[Begin]
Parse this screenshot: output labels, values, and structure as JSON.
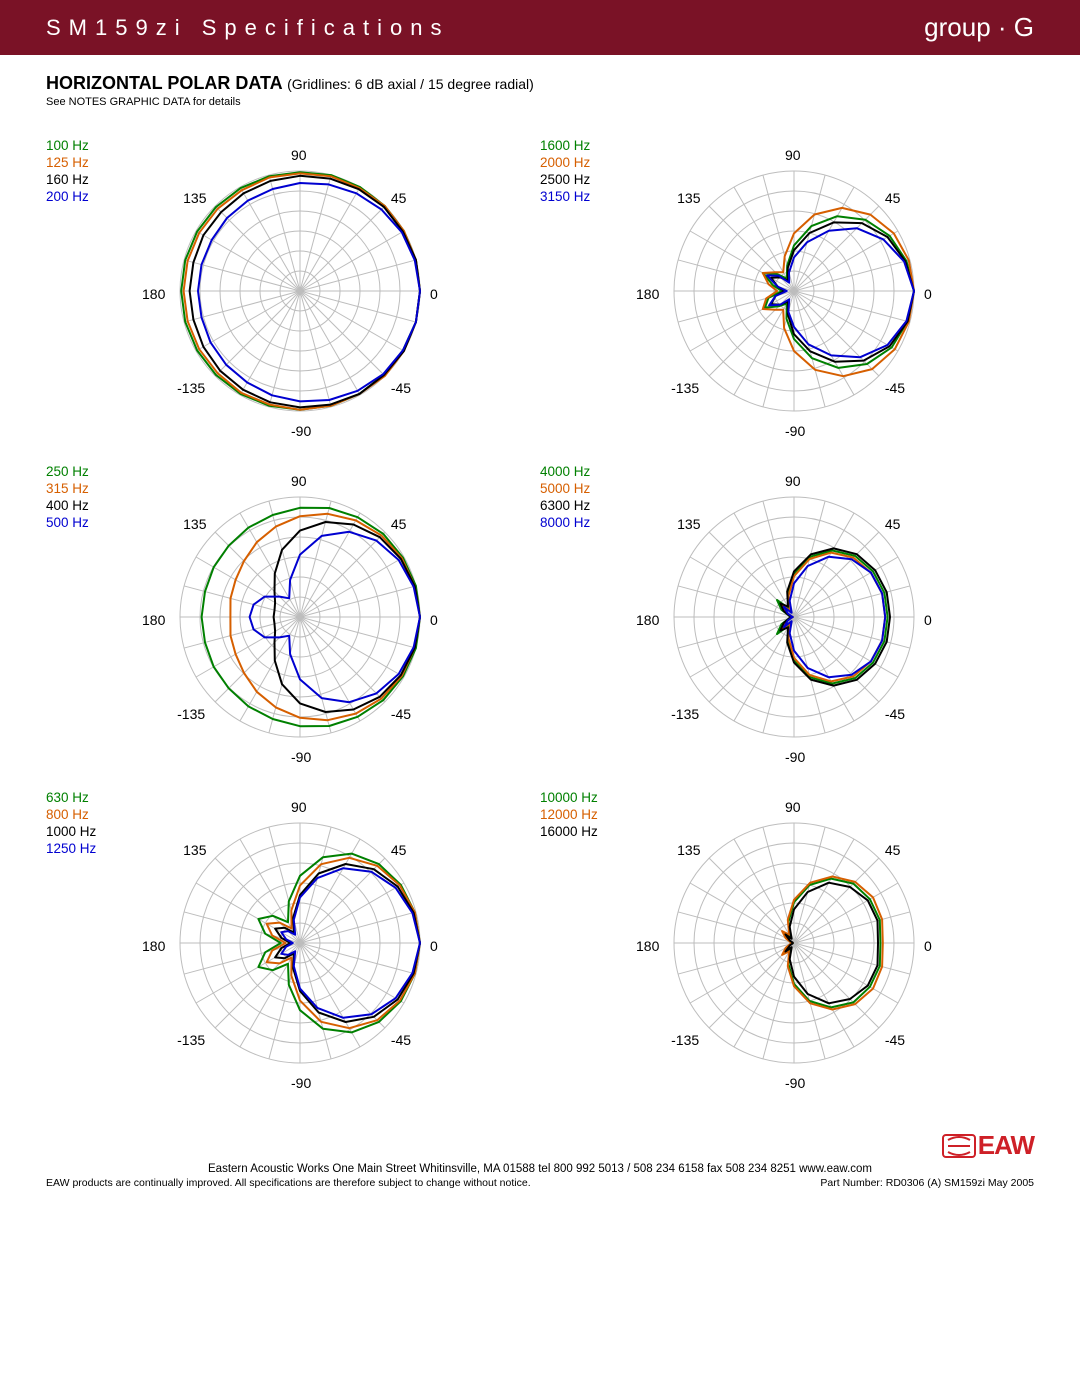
{
  "header": {
    "left": "SM159zi Specifications",
    "right": "group · G"
  },
  "section": {
    "title": "HORIZONTAL POLAR  DATA",
    "subtitle": "(Gridlines: 6 dB axial / 15 degree radial)",
    "notes": "See NOTES GRAPHIC DATA for details"
  },
  "colors": {
    "green": "#008000",
    "orange": "#d65f00",
    "black": "#000000",
    "blue": "#0000d0",
    "grid": "#bdbdbd",
    "axis_label": "#000000"
  },
  "polar": {
    "rings": 6,
    "radial_step_deg": 15,
    "angle_labels": [
      {
        "text": "90",
        "deg": 90
      },
      {
        "text": "45",
        "deg": 45
      },
      {
        "text": "0",
        "deg": 0
      },
      {
        "text": "-45",
        "deg": -45
      },
      {
        "text": "-90",
        "deg": -90
      },
      {
        "text": "-135",
        "deg": -135
      },
      {
        "text": "180",
        "deg": 180
      },
      {
        "text": "135",
        "deg": 135
      }
    ]
  },
  "charts": [
    {
      "legend": [
        {
          "label": "100 Hz",
          "color_key": "green"
        },
        {
          "label": "125 Hz",
          "color_key": "orange"
        },
        {
          "label": "160 Hz",
          "color_key": "black"
        },
        {
          "label": "200 Hz",
          "color_key": "blue"
        }
      ],
      "series": [
        {
          "color_key": "green",
          "r": [
            1.0,
            1.0,
            1.0,
            1.0,
            1.0,
            1.0,
            0.99,
            0.99,
            0.99,
            0.99,
            0.99,
            0.99,
            0.99,
            0.99,
            0.99,
            0.99,
            0.99,
            0.99,
            0.99,
            0.99,
            0.99,
            0.99,
            0.99,
            1.0
          ]
        },
        {
          "color_key": "orange",
          "r": [
            1.0,
            1.0,
            1.0,
            1.0,
            0.99,
            0.99,
            0.98,
            0.98,
            0.97,
            0.97,
            0.97,
            0.97,
            0.97,
            0.97,
            0.97,
            0.97,
            0.98,
            0.98,
            0.99,
            0.99,
            0.99,
            1.0,
            1.0,
            1.0
          ]
        },
        {
          "color_key": "black",
          "r": [
            1.0,
            1.0,
            0.99,
            0.99,
            0.98,
            0.97,
            0.96,
            0.95,
            0.94,
            0.93,
            0.93,
            0.92,
            0.92,
            0.92,
            0.93,
            0.94,
            0.95,
            0.96,
            0.97,
            0.98,
            0.99,
            0.99,
            1.0,
            1.0
          ]
        },
        {
          "color_key": "blue",
          "r": [
            1.0,
            0.99,
            0.98,
            0.96,
            0.94,
            0.92,
            0.9,
            0.88,
            0.87,
            0.86,
            0.85,
            0.85,
            0.85,
            0.85,
            0.86,
            0.87,
            0.88,
            0.9,
            0.92,
            0.94,
            0.96,
            0.98,
            0.99,
            1.0
          ]
        }
      ]
    },
    {
      "legend": [
        {
          "label": "1600 Hz",
          "color_key": "green"
        },
        {
          "label": "2000 Hz",
          "color_key": "orange"
        },
        {
          "label": "2500 Hz",
          "color_key": "black"
        },
        {
          "label": "3150 Hz",
          "color_key": "blue"
        }
      ],
      "series": [
        {
          "color_key": "green",
          "r": [
            1.0,
            0.97,
            0.92,
            0.84,
            0.72,
            0.56,
            0.38,
            0.22,
            0.12,
            0.2,
            0.3,
            0.18,
            0.1,
            0.22,
            0.28,
            0.18,
            0.12,
            0.24,
            0.4,
            0.58,
            0.74,
            0.86,
            0.94,
            0.98
          ]
        },
        {
          "color_key": "orange",
          "r": [
            1.0,
            0.99,
            0.96,
            0.9,
            0.8,
            0.66,
            0.48,
            0.3,
            0.18,
            0.22,
            0.3,
            0.22,
            0.14,
            0.24,
            0.3,
            0.22,
            0.18,
            0.32,
            0.5,
            0.68,
            0.82,
            0.92,
            0.97,
            0.99
          ]
        },
        {
          "color_key": "black",
          "r": [
            1.0,
            0.96,
            0.9,
            0.8,
            0.66,
            0.5,
            0.34,
            0.2,
            0.1,
            0.16,
            0.22,
            0.14,
            0.08,
            0.16,
            0.22,
            0.16,
            0.1,
            0.2,
            0.36,
            0.52,
            0.68,
            0.82,
            0.92,
            0.98
          ]
        },
        {
          "color_key": "blue",
          "r": [
            1.0,
            0.95,
            0.86,
            0.74,
            0.58,
            0.42,
            0.28,
            0.16,
            0.08,
            0.18,
            0.26,
            0.14,
            0.06,
            0.16,
            0.24,
            0.16,
            0.08,
            0.18,
            0.3,
            0.46,
            0.62,
            0.78,
            0.9,
            0.97
          ]
        }
      ]
    },
    {
      "legend": [
        {
          "label": "250 Hz",
          "color_key": "green"
        },
        {
          "label": "315 Hz",
          "color_key": "orange"
        },
        {
          "label": "400 Hz",
          "color_key": "black"
        },
        {
          "label": "500 Hz",
          "color_key": "blue"
        }
      ],
      "series": [
        {
          "color_key": "green",
          "r": [
            1.0,
            1.0,
            0.99,
            0.98,
            0.96,
            0.94,
            0.91,
            0.88,
            0.86,
            0.84,
            0.83,
            0.82,
            0.82,
            0.82,
            0.83,
            0.84,
            0.86,
            0.88,
            0.91,
            0.94,
            0.96,
            0.98,
            0.99,
            1.0
          ]
        },
        {
          "color_key": "orange",
          "r": [
            1.0,
            0.99,
            0.98,
            0.96,
            0.93,
            0.89,
            0.84,
            0.78,
            0.72,
            0.66,
            0.62,
            0.6,
            0.58,
            0.6,
            0.62,
            0.66,
            0.72,
            0.78,
            0.84,
            0.89,
            0.93,
            0.96,
            0.98,
            0.99
          ]
        },
        {
          "color_key": "black",
          "r": [
            1.0,
            0.99,
            0.97,
            0.94,
            0.89,
            0.82,
            0.72,
            0.58,
            0.42,
            0.3,
            0.24,
            0.22,
            0.22,
            0.22,
            0.24,
            0.3,
            0.42,
            0.58,
            0.72,
            0.82,
            0.89,
            0.94,
            0.97,
            0.99
          ]
        },
        {
          "color_key": "blue",
          "r": [
            1.0,
            0.98,
            0.95,
            0.9,
            0.82,
            0.7,
            0.52,
            0.32,
            0.18,
            0.24,
            0.34,
            0.4,
            0.42,
            0.4,
            0.34,
            0.24,
            0.18,
            0.32,
            0.52,
            0.7,
            0.82,
            0.9,
            0.95,
            0.98
          ]
        }
      ]
    },
    {
      "legend": [
        {
          "label": "4000 Hz",
          "color_key": "green"
        },
        {
          "label": "5000 Hz",
          "color_key": "orange"
        },
        {
          "label": "6300 Hz",
          "color_key": "black"
        },
        {
          "label": "8000 Hz",
          "color_key": "blue"
        }
      ],
      "series": [
        {
          "color_key": "green",
          "r": [
            0.78,
            0.78,
            0.76,
            0.72,
            0.64,
            0.52,
            0.36,
            0.2,
            0.08,
            0.2,
            0.12,
            0.04,
            0.02,
            0.04,
            0.12,
            0.2,
            0.08,
            0.2,
            0.36,
            0.52,
            0.64,
            0.72,
            0.76,
            0.78
          ]
        },
        {
          "color_key": "orange",
          "r": [
            0.76,
            0.76,
            0.74,
            0.7,
            0.62,
            0.5,
            0.34,
            0.18,
            0.06,
            0.14,
            0.08,
            0.02,
            0.01,
            0.02,
            0.08,
            0.14,
            0.06,
            0.18,
            0.34,
            0.5,
            0.62,
            0.7,
            0.74,
            0.76
          ]
        },
        {
          "color_key": "black",
          "r": [
            0.8,
            0.8,
            0.78,
            0.74,
            0.66,
            0.54,
            0.38,
            0.22,
            0.1,
            0.16,
            0.1,
            0.04,
            0.02,
            0.04,
            0.1,
            0.16,
            0.1,
            0.22,
            0.38,
            0.54,
            0.66,
            0.74,
            0.78,
            0.8
          ]
        },
        {
          "color_key": "blue",
          "r": [
            0.76,
            0.76,
            0.74,
            0.68,
            0.58,
            0.44,
            0.28,
            0.14,
            0.04,
            0.12,
            0.06,
            0.02,
            0.01,
            0.02,
            0.06,
            0.12,
            0.04,
            0.14,
            0.28,
            0.44,
            0.58,
            0.68,
            0.74,
            0.76
          ]
        }
      ]
    },
    {
      "legend": [
        {
          "label": "630 Hz",
          "color_key": "green"
        },
        {
          "label": "800 Hz",
          "color_key": "orange"
        },
        {
          "label": "1000 Hz",
          "color_key": "black"
        },
        {
          "label": "1250 Hz",
          "color_key": "blue"
        }
      ],
      "series": [
        {
          "color_key": "green",
          "r": [
            1.0,
            0.99,
            0.97,
            0.93,
            0.86,
            0.74,
            0.56,
            0.36,
            0.2,
            0.32,
            0.4,
            0.3,
            0.16,
            0.3,
            0.4,
            0.32,
            0.2,
            0.36,
            0.56,
            0.74,
            0.86,
            0.93,
            0.97,
            0.99
          ]
        },
        {
          "color_key": "orange",
          "r": [
            1.0,
            0.99,
            0.96,
            0.91,
            0.82,
            0.68,
            0.48,
            0.28,
            0.14,
            0.24,
            0.32,
            0.24,
            0.12,
            0.24,
            0.32,
            0.24,
            0.14,
            0.28,
            0.48,
            0.68,
            0.82,
            0.91,
            0.96,
            0.99
          ]
        },
        {
          "color_key": "black",
          "r": [
            1.0,
            0.98,
            0.94,
            0.87,
            0.76,
            0.6,
            0.4,
            0.22,
            0.1,
            0.18,
            0.24,
            0.16,
            0.08,
            0.16,
            0.24,
            0.18,
            0.1,
            0.22,
            0.4,
            0.6,
            0.76,
            0.87,
            0.94,
            0.98
          ]
        },
        {
          "color_key": "blue",
          "r": [
            1.0,
            0.97,
            0.92,
            0.84,
            0.72,
            0.56,
            0.38,
            0.2,
            0.08,
            0.14,
            0.18,
            0.12,
            0.06,
            0.12,
            0.18,
            0.14,
            0.08,
            0.2,
            0.38,
            0.56,
            0.72,
            0.84,
            0.92,
            0.97
          ]
        }
      ]
    },
    {
      "legend": [
        {
          "label": "10000 Hz",
          "color_key": "green"
        },
        {
          "label": "12000 Hz",
          "color_key": "orange"
        },
        {
          "label": "16000 Hz",
          "color_key": "black"
        }
      ],
      "series": [
        {
          "color_key": "green",
          "r": [
            0.72,
            0.74,
            0.73,
            0.7,
            0.62,
            0.5,
            0.34,
            0.18,
            0.06,
            0.12,
            0.06,
            0.02,
            0.01,
            0.02,
            0.06,
            0.12,
            0.06,
            0.18,
            0.34,
            0.5,
            0.62,
            0.7,
            0.73,
            0.74
          ]
        },
        {
          "color_key": "orange",
          "r": [
            0.74,
            0.76,
            0.76,
            0.72,
            0.64,
            0.52,
            0.36,
            0.2,
            0.08,
            0.14,
            0.08,
            0.03,
            0.01,
            0.03,
            0.08,
            0.14,
            0.08,
            0.2,
            0.36,
            0.52,
            0.64,
            0.72,
            0.76,
            0.76
          ]
        },
        {
          "color_key": "black",
          "r": [
            0.7,
            0.72,
            0.71,
            0.66,
            0.58,
            0.44,
            0.28,
            0.14,
            0.04,
            0.1,
            0.04,
            0.01,
            0.01,
            0.01,
            0.04,
            0.1,
            0.04,
            0.14,
            0.28,
            0.44,
            0.58,
            0.66,
            0.71,
            0.72
          ]
        }
      ]
    }
  ],
  "footer": {
    "logo_text": "EAW",
    "address": "Eastern Acoustic Works   One Main Street   Whitinsville, MA 01588   tel 800 992 5013 / 508 234 6158   fax 508 234 8251   www.eaw.com",
    "disclaimer": "EAW products are continually improved.  All specifications are therefore subject to change without notice.",
    "part": "Part Number:  RD0306 (A) SM159zi   May 2005"
  }
}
[End]
> **WORK TO DO**:
Report back each line of the entries that holds the string "DATA".

> **REPLY TO THE EXERCISE**:
    "title": "HORIZONTAL POLAR  DATA",
    "notes": "See NOTES GRAPHIC DATA for details"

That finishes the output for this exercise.